_What this task involves_: Collect every line of the data below that contains the string "item".

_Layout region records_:
· · · · ·

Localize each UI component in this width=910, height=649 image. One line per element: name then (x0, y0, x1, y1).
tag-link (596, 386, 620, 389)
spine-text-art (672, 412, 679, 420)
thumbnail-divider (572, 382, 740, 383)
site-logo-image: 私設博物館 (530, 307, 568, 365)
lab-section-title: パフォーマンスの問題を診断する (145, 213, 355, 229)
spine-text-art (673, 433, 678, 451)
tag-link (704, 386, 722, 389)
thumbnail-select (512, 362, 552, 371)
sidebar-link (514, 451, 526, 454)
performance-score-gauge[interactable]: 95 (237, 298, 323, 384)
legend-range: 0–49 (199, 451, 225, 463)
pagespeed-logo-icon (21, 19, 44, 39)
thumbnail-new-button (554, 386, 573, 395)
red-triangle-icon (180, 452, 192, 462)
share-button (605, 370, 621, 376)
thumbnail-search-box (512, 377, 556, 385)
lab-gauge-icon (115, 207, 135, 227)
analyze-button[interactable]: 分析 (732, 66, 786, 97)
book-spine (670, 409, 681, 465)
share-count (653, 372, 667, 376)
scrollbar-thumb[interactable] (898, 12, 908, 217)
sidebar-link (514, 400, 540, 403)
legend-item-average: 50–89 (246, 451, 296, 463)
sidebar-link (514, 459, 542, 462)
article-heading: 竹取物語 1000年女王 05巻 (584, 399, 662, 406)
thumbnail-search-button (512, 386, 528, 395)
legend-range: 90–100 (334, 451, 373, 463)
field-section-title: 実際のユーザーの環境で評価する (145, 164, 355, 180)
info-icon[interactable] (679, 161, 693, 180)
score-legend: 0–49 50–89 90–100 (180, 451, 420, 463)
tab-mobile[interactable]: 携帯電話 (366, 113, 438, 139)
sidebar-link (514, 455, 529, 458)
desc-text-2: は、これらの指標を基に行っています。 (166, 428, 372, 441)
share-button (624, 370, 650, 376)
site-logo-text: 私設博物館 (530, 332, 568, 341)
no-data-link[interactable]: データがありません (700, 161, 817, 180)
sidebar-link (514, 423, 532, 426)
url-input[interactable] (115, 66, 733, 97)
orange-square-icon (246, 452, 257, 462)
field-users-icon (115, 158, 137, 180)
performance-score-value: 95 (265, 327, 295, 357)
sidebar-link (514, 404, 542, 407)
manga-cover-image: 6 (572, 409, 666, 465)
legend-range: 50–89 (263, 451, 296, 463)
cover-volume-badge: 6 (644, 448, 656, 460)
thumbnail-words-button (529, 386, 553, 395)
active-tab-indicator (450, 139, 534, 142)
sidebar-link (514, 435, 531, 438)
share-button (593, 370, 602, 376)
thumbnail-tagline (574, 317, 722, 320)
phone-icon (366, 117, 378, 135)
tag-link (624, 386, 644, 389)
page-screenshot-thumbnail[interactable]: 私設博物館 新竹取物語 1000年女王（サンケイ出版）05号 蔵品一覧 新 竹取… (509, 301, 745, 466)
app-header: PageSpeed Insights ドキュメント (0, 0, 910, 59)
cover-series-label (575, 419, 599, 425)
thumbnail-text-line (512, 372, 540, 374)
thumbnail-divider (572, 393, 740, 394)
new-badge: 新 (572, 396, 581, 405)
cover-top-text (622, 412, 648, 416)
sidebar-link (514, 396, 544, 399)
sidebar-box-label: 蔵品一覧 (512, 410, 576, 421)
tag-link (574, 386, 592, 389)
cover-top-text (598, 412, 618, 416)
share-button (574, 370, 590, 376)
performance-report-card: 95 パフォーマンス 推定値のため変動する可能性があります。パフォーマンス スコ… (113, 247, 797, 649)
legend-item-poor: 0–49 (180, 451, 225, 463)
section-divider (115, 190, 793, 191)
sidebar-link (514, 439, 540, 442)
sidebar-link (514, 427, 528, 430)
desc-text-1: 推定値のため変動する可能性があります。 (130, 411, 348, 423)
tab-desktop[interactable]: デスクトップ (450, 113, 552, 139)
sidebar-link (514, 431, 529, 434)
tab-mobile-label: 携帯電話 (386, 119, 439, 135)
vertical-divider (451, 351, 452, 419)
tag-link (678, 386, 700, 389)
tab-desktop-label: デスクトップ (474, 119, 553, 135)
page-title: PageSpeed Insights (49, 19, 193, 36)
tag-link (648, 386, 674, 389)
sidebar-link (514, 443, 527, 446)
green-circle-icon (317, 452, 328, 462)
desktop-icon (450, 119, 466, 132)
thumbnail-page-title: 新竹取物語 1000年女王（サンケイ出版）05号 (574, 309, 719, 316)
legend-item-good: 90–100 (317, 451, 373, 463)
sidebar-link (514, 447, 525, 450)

· · · · ·

_Full output_:
legend-item-average: 50–89 (246, 451, 296, 463)
legend-item-poor: 0–49 (180, 451, 225, 463)
legend-item-good: 90–100 (317, 451, 373, 463)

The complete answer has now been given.